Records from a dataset
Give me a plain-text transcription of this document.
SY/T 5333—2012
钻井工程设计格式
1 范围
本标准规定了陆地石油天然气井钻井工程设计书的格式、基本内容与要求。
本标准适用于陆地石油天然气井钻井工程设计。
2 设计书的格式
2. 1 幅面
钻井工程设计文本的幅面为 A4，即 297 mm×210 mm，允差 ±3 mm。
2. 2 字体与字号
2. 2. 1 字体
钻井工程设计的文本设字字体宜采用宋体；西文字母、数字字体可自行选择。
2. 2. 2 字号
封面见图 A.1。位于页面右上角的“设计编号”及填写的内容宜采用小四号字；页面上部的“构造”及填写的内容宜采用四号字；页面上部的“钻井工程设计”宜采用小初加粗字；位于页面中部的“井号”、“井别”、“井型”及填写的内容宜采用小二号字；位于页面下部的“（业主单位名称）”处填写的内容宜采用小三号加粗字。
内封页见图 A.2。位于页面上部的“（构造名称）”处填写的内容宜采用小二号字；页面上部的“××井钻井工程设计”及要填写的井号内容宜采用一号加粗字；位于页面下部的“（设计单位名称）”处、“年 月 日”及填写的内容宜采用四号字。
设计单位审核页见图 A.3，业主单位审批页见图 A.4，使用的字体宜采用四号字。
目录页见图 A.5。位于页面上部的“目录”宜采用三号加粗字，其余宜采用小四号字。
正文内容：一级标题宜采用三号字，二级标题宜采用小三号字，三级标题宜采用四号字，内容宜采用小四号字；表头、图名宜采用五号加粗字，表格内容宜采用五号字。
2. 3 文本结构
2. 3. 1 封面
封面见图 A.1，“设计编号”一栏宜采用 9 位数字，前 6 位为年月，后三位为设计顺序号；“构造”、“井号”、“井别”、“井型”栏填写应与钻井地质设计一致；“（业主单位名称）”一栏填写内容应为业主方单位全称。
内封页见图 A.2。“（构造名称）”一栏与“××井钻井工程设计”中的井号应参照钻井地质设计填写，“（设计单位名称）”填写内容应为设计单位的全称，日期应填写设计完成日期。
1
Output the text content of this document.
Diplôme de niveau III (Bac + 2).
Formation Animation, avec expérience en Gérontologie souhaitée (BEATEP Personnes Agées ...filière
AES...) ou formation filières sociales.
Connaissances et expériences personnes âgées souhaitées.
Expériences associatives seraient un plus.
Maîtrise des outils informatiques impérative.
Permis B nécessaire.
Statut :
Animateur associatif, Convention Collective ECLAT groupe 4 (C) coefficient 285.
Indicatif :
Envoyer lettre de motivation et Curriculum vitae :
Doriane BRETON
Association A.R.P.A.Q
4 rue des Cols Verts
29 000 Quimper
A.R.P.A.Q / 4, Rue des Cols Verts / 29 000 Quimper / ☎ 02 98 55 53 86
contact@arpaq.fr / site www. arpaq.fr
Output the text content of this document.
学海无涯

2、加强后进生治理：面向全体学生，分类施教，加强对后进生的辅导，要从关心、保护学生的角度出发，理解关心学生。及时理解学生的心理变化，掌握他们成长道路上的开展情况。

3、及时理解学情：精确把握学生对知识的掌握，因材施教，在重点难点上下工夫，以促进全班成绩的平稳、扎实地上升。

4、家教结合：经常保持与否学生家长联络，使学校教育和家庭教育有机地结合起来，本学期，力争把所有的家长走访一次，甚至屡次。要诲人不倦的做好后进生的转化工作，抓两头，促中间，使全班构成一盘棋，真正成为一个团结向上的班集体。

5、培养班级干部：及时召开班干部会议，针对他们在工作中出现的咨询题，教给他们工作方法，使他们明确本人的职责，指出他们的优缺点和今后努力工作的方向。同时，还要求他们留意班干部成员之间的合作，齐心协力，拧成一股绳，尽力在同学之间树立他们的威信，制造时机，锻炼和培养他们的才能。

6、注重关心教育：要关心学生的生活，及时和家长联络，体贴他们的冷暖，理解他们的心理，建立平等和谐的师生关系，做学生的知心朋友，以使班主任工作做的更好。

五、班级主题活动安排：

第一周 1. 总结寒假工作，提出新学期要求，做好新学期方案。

WHAT TO PRODUCE
Retype each record exactly, leaving nothing out.

OUTPUT BELOW
Give me a plain-text transcription of this document.
SY/T 5333—2012
钻井工程设计格式
1 范围
本标准规定了陆地石油天然气井钻井工程设计书的格式、基本内容与要求。
本标准适用于陆地石油天然气井钻井工程设计。
2 设计书的格式
2. 1 幅面
钻井工程设计文本的幅面为 A4，即 297 mm×210 mm，允差 ±3 mm。
2. 2 字体与字号
2. 2. 1 字体
钻井工程设计的文本设字字体宜采用宋体；西文字母、数字字体可自行选择。
2. 2. 2 字号
封面见图 A.1。位于页面右上角的“设计编号”及填写的内容宜采用小四号字；页面上部的“构造”及填写的内容宜采用四号字；页面上部的“钻井工程设计”宜采用小初加粗字；位于页面中部的“井号”、“井别”、“井型”及填写的内容宜采用小二号字；位于页面下部的“（业主单位名称）”处填写的内容宜采用小三号加粗字。
内封页见图 A.2。位于页面上部的“（构造名称）”处填写的内容宜采用小二号字；页面上部的“××井钻井工程设计”及要填写的井号内容宜采用一号加粗字；位于页面下部的“（设计单位名称）”处、“年 月 日”及填写的内容宜采用四号字。
设计单位审核页见图 A.3，业主单位审批页见图 A.4，使用的字体宜采用四号字。
目录页见图 A.5。位于页面上部的“目录”宜采用三号加粗字，其余宜采用小四号字。
正文内容：一级标题宜采用三号字，二级标题宜采用小三号字，三级标题宜采用四号字，内容宜采用小四号字；表头、图名宜采用五号加粗字，表格内容宜采用五号字。
2. 3 文本结构
2. 3. 1 封面
封面见图 A.1，“设计编号”一栏宜采用 9 位数字，前 6 位为年月，后三位为设计顺序号；“构造”、“井号”、“井别”、“井型”栏填写应与钻井地质设计一致；“（业主单位名称）”一栏填写内容应为业主方单位全称。
内封页见图 A.2。“（构造名称）”一栏与“××井钻井工程设计”中的井号应参照钻井地质设计填写，“（设计单位名称）”填写内容应为设计单位的全称，日期应填写设计完成日期。
1
Output the text content of this document.
Diplôme de niveau III (Bac + 2).
Formation Animation, avec expérience en Gérontologie souhaitée (BEATEP Personnes Agées ...filière
AES...) ou formation filières sociales.
Connaissances et expériences personnes âgées souhaitées.
Expériences associatives seraient un plus.
Maîtrise des outils informatiques impérative.
Permis B nécessaire.
Statut :
Animateur associatif, Convention Collective ECLAT groupe 4 (C) coefficient 285.
Indicatif :
Envoyer lettre de motivation et Curriculum vitae :
Doriane BRETON
Association A.R.P.A.Q
4 rue des Cols Verts
29 000 Quimper
A.R.P.A.Q / 4, Rue des Cols Verts / 29 000 Quimper / ☎ 02 98 55 53 86
contact@arpaq.fr / site www. arpaq.fr
Output the text content of this document.
学海无涯

2、加强后进生治理：面向全体学生，分类施教，加强对后进生的辅导，要从关心、保护学生的角度出发，理解关心学生。及时理解学生的心理变化，掌握他们成长道路上的开展情况。

3、及时理解学情：精确把握学生对知识的掌握，因材施教，在重点难点上下工夫，以促进全班成绩的平稳、扎实地上升。

4、家教结合：经常保持与否学生家长联络，使学校教育和家庭教育有机地结合起来，本学期，力争把所有的家长走访一次，甚至屡次。要诲人不倦的做好后进生的转化工作，抓两头，促中间，使全班构成一盘棋，真正成为一个团结向上的班集体。

5、培养班级干部：及时召开班干部会议，针对他们在工作中出现的咨询题，教给他们工作方法，使他们明确本人的职责，指出他们的优缺点和今后努力工作的方向。同时，还要求他们留意班干部成员之间的合作，齐心协力，拧成一股绳，尽力在同学之间树立他们的威信，制造时机，锻炼和培养他们的才能。

6、注重关心教育：要关心学生的生活，及时和家长联络，体贴他们的冷暖，理解他们的心理，建立平等和谐的师生关系，做学生的知心朋友，以使班主任工作做的更好。

五、班级主题活动安排：

第一周 1. 总结寒假工作，提出新学期要求，做好新学期方案。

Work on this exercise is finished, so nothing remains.